Your instructions:
From the listing below, copy every line with the word "plot".
═══ Supplied material ═══
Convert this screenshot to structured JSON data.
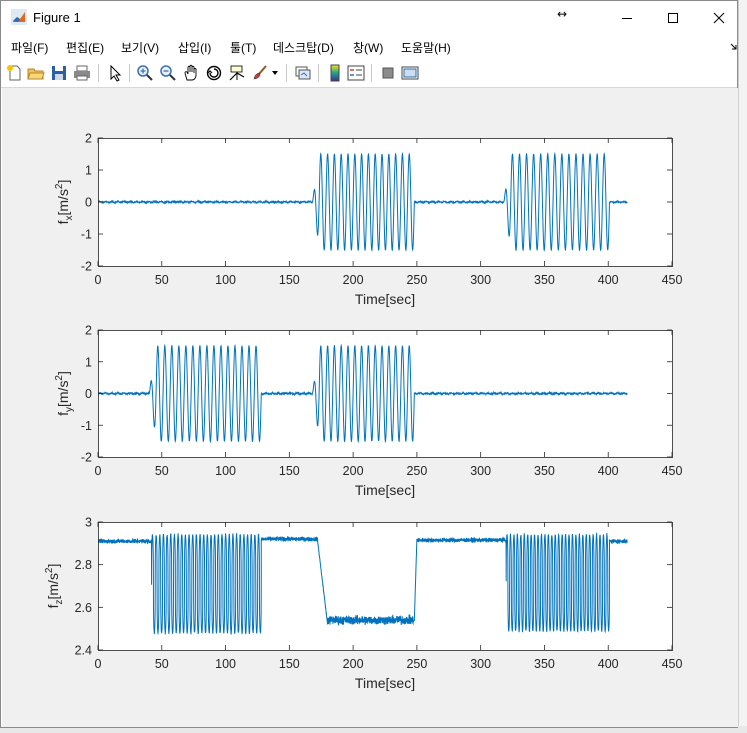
{
  "window": {
    "title": "Figure 1",
    "controls": [
      "minimize",
      "maximize",
      "close"
    ]
  },
  "menu": {
    "items": [
      {
        "label": "파일(F)"
      },
      {
        "label": "편집(E)"
      },
      {
        "label": "보기(V)"
      },
      {
        "label": "삽입(I)"
      },
      {
        "label": "툴(T)"
      },
      {
        "label": "데스크탑(D)"
      },
      {
        "label": "창(W)"
      },
      {
        "label": "도움말(H)"
      }
    ]
  },
  "toolbar": {
    "icons": [
      "new-figure-icon",
      "open-file-icon",
      "save-icon",
      "print-icon",
      "select-arrow-icon",
      "zoom-in-icon",
      "zoom-out-icon",
      "pan-hand-icon",
      "rotate-3d-icon",
      "data-cursor-icon",
      "brush-icon",
      "brush-dropdown-icon",
      "link-plot-icon",
      "colorbar-icon",
      "legend-icon",
      "hide-plot-tools-icon",
      "show-plot-tools-icon"
    ]
  },
  "colors": {
    "line": "#0072BD",
    "figure_bg": "#F0F0F0",
    "axes_bg": "#FFFFFF"
  },
  "chart_data": [
    {
      "type": "line",
      "ylabel": "f_x[m/s^2]",
      "ylabel_main": "f",
      "ylabel_sub": "x",
      "ylabel_unit": "[m/s",
      "ylabel_sup": "2",
      "ylabel_close": "]",
      "xlabel": "Time[sec]",
      "xlim": [
        0,
        450
      ],
      "ylim": [
        -2,
        2
      ],
      "xticks": [
        "0",
        "50",
        "100",
        "150",
        "200",
        "250",
        "300",
        "350",
        "400",
        "450"
      ],
      "yticks": [
        "2",
        "1",
        "0",
        "-1",
        "-2"
      ],
      "series": [
        {
          "baseline": 0,
          "noise_amplitude": 0.02,
          "oscillation_segments": [
            {
              "start": 168,
              "end": 248,
              "amplitude": 1.5,
              "cycles": 15
            },
            {
              "start": 318,
              "end": 401,
              "amplitude": 1.5,
              "cycles": 15
            }
          ],
          "end_time": 415
        }
      ]
    },
    {
      "type": "line",
      "ylabel": "f_y[m/s^2]",
      "ylabel_main": "f",
      "ylabel_sub": "y",
      "ylabel_unit": "[m/s",
      "ylabel_sup": "2",
      "ylabel_close": "]",
      "xlabel": "Time[sec]",
      "xlim": [
        0,
        450
      ],
      "ylim": [
        -2,
        2
      ],
      "xticks": [
        "0",
        "50",
        "100",
        "150",
        "200",
        "250",
        "300",
        "350",
        "400",
        "450"
      ],
      "yticks": [
        "2",
        "1",
        "0",
        "-1",
        "-2"
      ],
      "series": [
        {
          "baseline": 0,
          "noise_amplitude": 0.03,
          "oscillation_segments": [
            {
              "start": 40,
              "end": 128,
              "amplitude": 1.5,
              "cycles": 16
            },
            {
              "start": 168,
              "end": 248,
              "amplitude": 1.5,
              "cycles": 15
            }
          ],
          "end_time": 415
        }
      ]
    },
    {
      "type": "line",
      "ylabel": "f_z[m/s^2]",
      "ylabel_main": "f",
      "ylabel_sub": "z",
      "ylabel_unit": "[m/s",
      "ylabel_sup": "2",
      "ylabel_close": "]",
      "xlabel": "Time[sec]",
      "xlim": [
        0,
        450
      ],
      "ylim": [
        2.4,
        3
      ],
      "xticks": [
        "0",
        "50",
        "100",
        "150",
        "200",
        "250",
        "300",
        "350",
        "400",
        "450"
      ],
      "yticks": [
        "3",
        "2.8",
        "2.6",
        "2.4"
      ],
      "series": [
        {
          "segments": [
            {
              "kind": "noise",
              "start": 0,
              "end": 42,
              "level": 2.91,
              "noise": 0.015
            },
            {
              "kind": "osc",
              "start": 42,
              "end": 128,
              "high": 2.94,
              "low": 2.48,
              "cycles": 30
            },
            {
              "kind": "noise",
              "start": 128,
              "end": 172,
              "level": 2.92,
              "noise": 0.015
            },
            {
              "kind": "ramp",
              "start": 172,
              "end": 180,
              "from": 2.92,
              "to": 2.52
            },
            {
              "kind": "noise",
              "start": 180,
              "end": 248,
              "level": 2.54,
              "noise": 0.03
            },
            {
              "kind": "ramp",
              "start": 248,
              "end": 250,
              "from": 2.54,
              "to": 2.92
            },
            {
              "kind": "noise",
              "start": 250,
              "end": 320,
              "level": 2.915,
              "noise": 0.015
            },
            {
              "kind": "osc",
              "start": 320,
              "end": 401,
              "high": 2.94,
              "low": 2.49,
              "cycles": 30
            },
            {
              "kind": "noise",
              "start": 401,
              "end": 415,
              "level": 2.91,
              "noise": 0.015
            }
          ]
        }
      ]
    }
  ]
}
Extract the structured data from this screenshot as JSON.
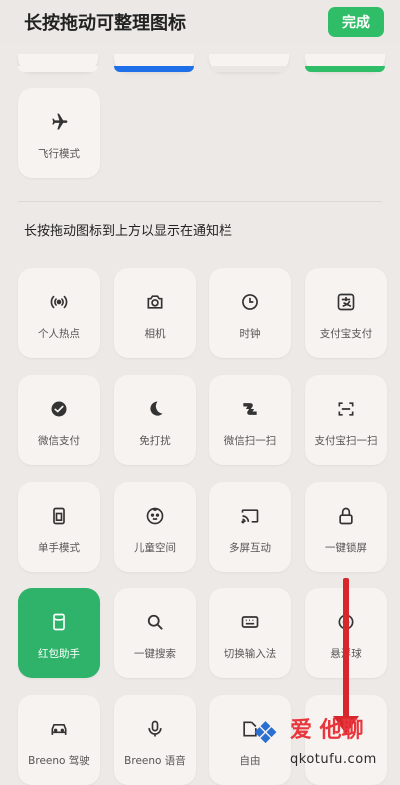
{
  "header": {
    "title": "长按拖动可整理图标",
    "done_label": "完成"
  },
  "partial_tiles": [
    {
      "accent": "#f6f3f1"
    },
    {
      "accent": "#1f6fe8"
    },
    {
      "accent": "#e9e6e3"
    },
    {
      "accent": "#2fbe67"
    }
  ],
  "active_tiles": [
    {
      "label": "飞行模式",
      "icon": "airplane-icon"
    }
  ],
  "section_label": "长按拖动图标到上方以显示在通知栏",
  "tiles": [
    {
      "label": "个人热点",
      "icon": "hotspot-icon",
      "active": false
    },
    {
      "label": "相机",
      "icon": "camera-icon",
      "active": false
    },
    {
      "label": "时钟",
      "icon": "clock-icon",
      "active": false
    },
    {
      "label": "支付宝支付",
      "icon": "alipay-icon",
      "active": false
    },
    {
      "label": "微信支付",
      "icon": "wechat-pay-icon",
      "active": false
    },
    {
      "label": "免打扰",
      "icon": "moon-icon",
      "active": false
    },
    {
      "label": "微信扫一扫",
      "icon": "wechat-scan-icon",
      "active": false
    },
    {
      "label": "支付宝扫一扫",
      "icon": "scan-icon",
      "active": false
    },
    {
      "label": "单手模式",
      "icon": "one-hand-icon",
      "active": false
    },
    {
      "label": "儿童空间",
      "icon": "child-face-icon",
      "active": false
    },
    {
      "label": "多屏互动",
      "icon": "cast-icon",
      "active": false
    },
    {
      "label": "一键锁屏",
      "icon": "lock-icon",
      "active": false
    },
    {
      "label": "红包助手",
      "icon": "red-packet-icon",
      "active": true
    },
    {
      "label": "一键搜索",
      "icon": "search-icon",
      "active": false
    },
    {
      "label": "切换输入法",
      "icon": "keyboard-icon",
      "active": false
    },
    {
      "label": "悬浮球",
      "icon": "float-ball-icon",
      "active": false
    },
    {
      "label": "Breeno 驾驶",
      "icon": "car-icon",
      "active": false
    },
    {
      "label": "Breeno 语音",
      "icon": "mic-icon",
      "active": false
    },
    {
      "label": "自由",
      "icon": "window-icon",
      "active": false
    },
    {
      "label": "",
      "icon": "blank-icon",
      "active": false
    }
  ],
  "colors": {
    "accent": "#2fbe67",
    "annotation_arrow": "#d8262d"
  },
  "watermark": {
    "line1": "爱 他聊",
    "line2": "qkotufu.com"
  }
}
═══
Solution:
      "link-plot-icon",
      "hide-plot-tools-icon",
      "show-plot-tools-icon"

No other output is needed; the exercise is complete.